(Records from a collection of figures)

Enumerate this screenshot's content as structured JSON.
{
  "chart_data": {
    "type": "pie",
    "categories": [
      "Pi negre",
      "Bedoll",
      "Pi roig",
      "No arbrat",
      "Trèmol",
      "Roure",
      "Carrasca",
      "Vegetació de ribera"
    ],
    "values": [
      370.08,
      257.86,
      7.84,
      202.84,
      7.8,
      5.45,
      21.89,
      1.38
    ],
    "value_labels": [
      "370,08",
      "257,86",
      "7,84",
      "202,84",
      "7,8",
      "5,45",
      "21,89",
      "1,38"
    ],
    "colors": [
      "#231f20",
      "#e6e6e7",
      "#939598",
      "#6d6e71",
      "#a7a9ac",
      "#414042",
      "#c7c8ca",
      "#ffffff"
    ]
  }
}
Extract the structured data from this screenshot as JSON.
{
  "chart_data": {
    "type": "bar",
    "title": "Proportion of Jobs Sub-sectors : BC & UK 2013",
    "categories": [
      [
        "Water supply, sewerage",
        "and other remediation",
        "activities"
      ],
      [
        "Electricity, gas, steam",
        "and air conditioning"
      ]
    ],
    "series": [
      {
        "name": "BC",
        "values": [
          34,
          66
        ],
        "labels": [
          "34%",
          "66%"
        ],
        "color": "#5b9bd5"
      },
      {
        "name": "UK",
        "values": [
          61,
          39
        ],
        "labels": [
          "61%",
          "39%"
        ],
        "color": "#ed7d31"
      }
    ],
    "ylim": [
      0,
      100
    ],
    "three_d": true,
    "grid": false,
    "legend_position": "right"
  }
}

WHAT YOU HAVE TO DO
Check every line of the records above for the string "JSON" and say how many contain it, giving the number alone.

WRITTEN SOLUTION
2